## Requirements
The records that follow are to be repeated exactly, with the pictures removed.

## Extracted records
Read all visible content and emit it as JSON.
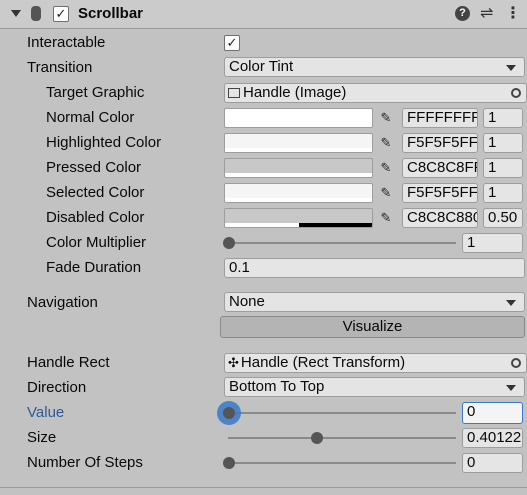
{
  "component": {
    "title": "Scrollbar",
    "enabled_check": "✓",
    "help_icon": "?",
    "preset_icon": "⇌",
    "menu_icon": "⋮"
  },
  "fields": {
    "interactable": {
      "label": "Interactable",
      "check": "✓"
    },
    "transition": {
      "label": "Transition",
      "value": "Color Tint"
    },
    "target_graphic": {
      "label": "Target Graphic",
      "value": "Handle (Image)"
    },
    "normal_color": {
      "label": "Normal Color",
      "hex": "FFFFFFFF",
      "mult": "1",
      "swatch": "#ffffff"
    },
    "highlighted_color": {
      "label": "Highlighted Color",
      "hex": "F5F5F5FF",
      "mult": "1",
      "swatch": "#f5f5f5"
    },
    "pressed_color": {
      "label": "Pressed Color",
      "hex": "C8C8C8FF",
      "mult": "1",
      "swatch": "#c8c8c8"
    },
    "selected_color": {
      "label": "Selected Color",
      "hex": "F5F5F5FF",
      "mult": "1",
      "swatch": "#f5f5f5"
    },
    "disabled_color": {
      "label": "Disabled Color",
      "hex": "C8C8C880",
      "mult": "0.50",
      "swatch": "#c8c8c8"
    },
    "color_multiplier": {
      "label": "Color Multiplier",
      "value": "1",
      "level": 0.0
    },
    "fade_duration": {
      "label": "Fade Duration",
      "value": "0.1"
    },
    "navigation": {
      "label": "Navigation",
      "value": "None"
    },
    "visualize": {
      "label": "Visualize"
    },
    "handle_rect": {
      "label": "Handle Rect",
      "value": "Handle (Rect Transform)"
    },
    "direction": {
      "label": "Direction",
      "value": "Bottom To Top"
    },
    "value": {
      "label": "Value",
      "value": "0",
      "level": 0.0
    },
    "size": {
      "label": "Size",
      "value": "0.40122",
      "level": 0.4
    },
    "number_of_steps": {
      "label": "Number Of Steps",
      "value": "0",
      "level": 0.0
    }
  },
  "colors": {
    "background": "#c2c2c2",
    "accent_label": "#2c5a9c",
    "focus_ring": "#3a79c8"
  }
}
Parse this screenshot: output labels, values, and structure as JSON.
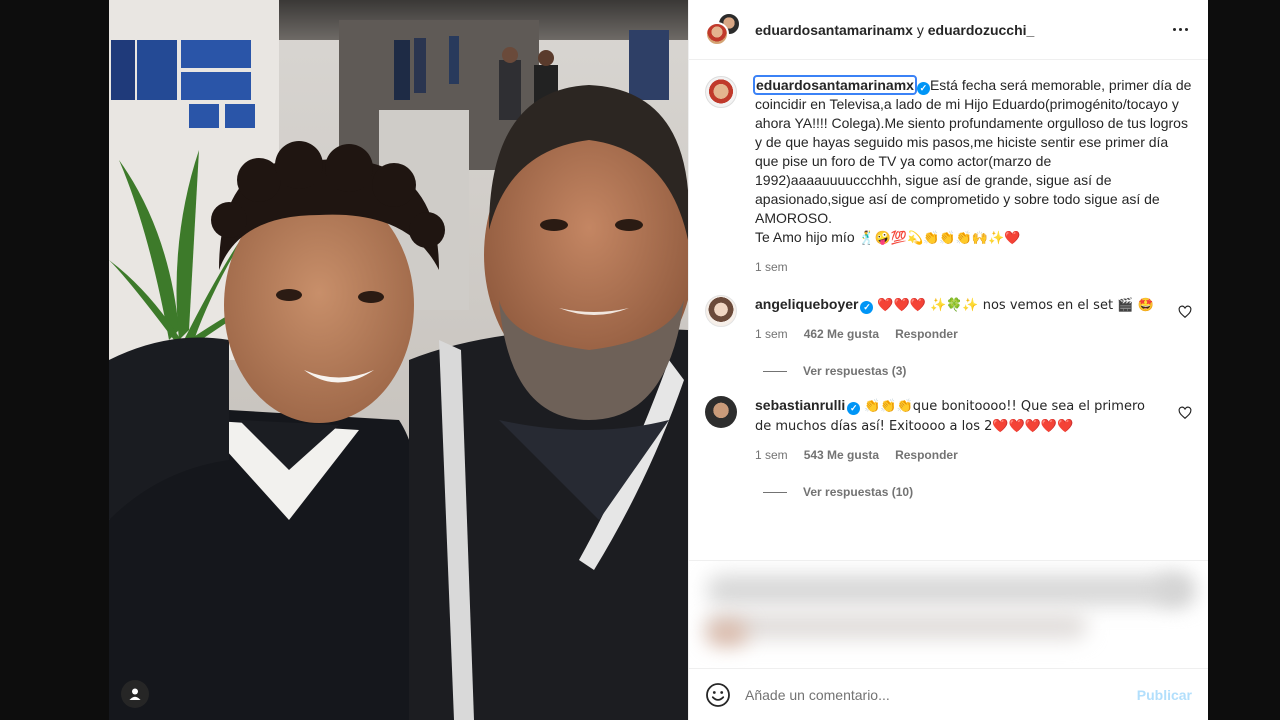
{
  "header": {
    "user1": "eduardosantamarinamx",
    "joiner": " y ",
    "user2": "eduardozucchi_"
  },
  "caption": {
    "username": "eduardosantamarinamx",
    "text": "Está fecha será memorable, primer día de coincidir en Televisa,a lado de mi Hijo Eduardo(primogénito/tocayo y ahora YA!!!! Colega).Me siento profundamente orgulloso de tus logros y de que hayas seguido mis pasos,me hiciste sentir ese primer día que pise un foro de TV ya como actor(marzo de 1992)aaaauuuuccchhh, sigue así de grande, sigue así de apasionado,sigue así de comprometido y sobre todo sigue así de AMOROSO.",
    "signoff": "Te Amo hijo mío",
    "signoff_emojis": "🕺🤪💯💫👏👏👏🙌✨❤️",
    "time": "1 sem"
  },
  "comments": [
    {
      "username": "angeliqueboyer",
      "text": "❤️❤️❤️ ✨🍀✨ nos vemos en el set 🎬 🤩",
      "time": "1 sem",
      "likes": "462 Me gusta",
      "reply": "Responder",
      "replies": "Ver respuestas (3)"
    },
    {
      "username": "sebastianrulli",
      "text": "👏👏👏que bonitoooo!! Que sea el primero de muchos días así! Exitoooo a los 2❤️❤️❤️❤️❤️",
      "time": "1 sem",
      "likes": "543 Me gusta",
      "reply": "Responder",
      "replies": "Ver respuestas (10)"
    }
  ],
  "composer": {
    "placeholder": "Añade un comentario...",
    "publish": "Publicar"
  },
  "icons": {
    "verified": "verified-badge-icon",
    "more": "more-options-icon",
    "heart": "heart-outline-icon",
    "emoji": "emoji-smile-icon",
    "user_tag": "user-tag-icon"
  },
  "colors": {
    "verified": "#0095f6",
    "publish_disabled": "#b2dffc",
    "heart_red": "#ed4956",
    "focus_outline": "#3b82f6"
  }
}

## Response to the exercise
Read all visible content and emit it as JSON.
{
  "component": {
    "title": "Scrollbar",
    "enabled_check": "✓",
    "help_icon": "?",
    "preset_icon": "⇌",
    "menu_icon": "⋮"
  },
  "fields": {
    "interactable": {
      "label": "Interactable",
      "check": "✓"
    },
    "transition": {
      "label": "Transition",
      "value": "Color Tint"
    },
    "target_graphic": {
      "label": "Target Graphic",
      "value": "Handle (Image)"
    },
    "normal_color": {
      "label": "Normal Color",
      "hex": "FFFFFFFF",
      "mult": "1",
      "swatch": "#ffffff"
    },
    "highlighted_color": {
      "label": "Highlighted Color",
      "hex": "F5F5F5FF",
      "mult": "1",
      "swatch": "#f5f5f5"
    },
    "pressed_color": {
      "label": "Pressed Color",
      "hex": "C8C8C8FF",
      "mult": "1",
      "swatch": "#c8c8c8"
    },
    "selected_color": {
      "label": "Selected Color",
      "hex": "F5F5F5FF",
      "mult": "1",
      "swatch": "#f5f5f5"
    },
    "disabled_color": {
      "label": "Disabled Color",
      "hex": "C8C8C880",
      "mult": "0.50",
      "swatch": "#c8c8c8"
    },
    "color_multiplier": {
      "label": "Color Multiplier",
      "value": "1",
      "level": 0.0
    },
    "fade_duration": {
      "label": "Fade Duration",
      "value": "0.1"
    },
    "navigation": {
      "label": "Navigation",
      "value": "None"
    },
    "visualize": {
      "label": "Visualize"
    },
    "handle_rect": {
      "label": "Handle Rect",
      "value": "Handle (Rect Transform)"
    },
    "direction": {
      "label": "Direction",
      "value": "Bottom To Top"
    },
    "value": {
      "label": "Value",
      "value": "0",
      "level": 0.0
    },
    "size": {
      "label": "Size",
      "value": "0.40122",
      "level": 0.4
    },
    "number_of_steps": {
      "label": "Number Of Steps",
      "value": "0",
      "level": 0.0
    }
  },
  "colors": {
    "background": "#c2c2c2",
    "accent_label": "#2c5a9c",
    "focus_ring": "#3a79c8"
  }
}
Parse this screenshot: output labels, values, and structure as JSON.
{
  "header": {
    "user1": "eduardosantamarinamx",
    "joiner": " y ",
    "user2": "eduardozucchi_"
  },
  "caption": {
    "username": "eduardosantamarinamx",
    "text": "Está fecha será memorable, primer día de coincidir en Televisa,a lado de mi Hijo Eduardo(primogénito/tocayo y ahora YA!!!! Colega).Me siento profundamente orgulloso de tus logros y de que hayas seguido mis pasos,me hiciste sentir ese primer día que pise un foro de TV ya como actor(marzo de 1992)aaaauuuuccchhh, sigue así de grande, sigue así de apasionado,sigue así de comprometido y sobre todo sigue así de AMOROSO.",
    "signoff": "Te Amo hijo mío",
    "signoff_emojis": "🕺🤪💯💫👏👏👏🙌✨❤️",
    "time": "1 sem"
  },
  "comments": [
    {
      "username": "angeliqueboyer",
      "text": "❤️❤️❤️ ✨🍀✨ nos vemos en el set 🎬 🤩",
      "time": "1 sem",
      "likes": "462 Me gusta",
      "reply": "Responder",
      "replies": "Ver respuestas (3)"
    },
    {
      "username": "sebastianrulli",
      "text": "👏👏👏que bonitoooo!! Que sea el primero de muchos días así! Exitoooo a los 2❤️❤️❤️❤️❤️",
      "time": "1 sem",
      "likes": "543 Me gusta",
      "reply": "Responder",
      "replies": "Ver respuestas (10)"
    }
  ],
  "composer": {
    "placeholder": "Añade un comentario...",
    "publish": "Publicar"
  },
  "icons": {
    "verified": "verified-badge-icon",
    "more": "more-options-icon",
    "heart": "heart-outline-icon",
    "emoji": "emoji-smile-icon",
    "user_tag": "user-tag-icon"
  },
  "colors": {
    "verified": "#0095f6",
    "publish_disabled": "#b2dffc",
    "heart_red": "#ed4956",
    "focus_outline": "#3b82f6"
  }
}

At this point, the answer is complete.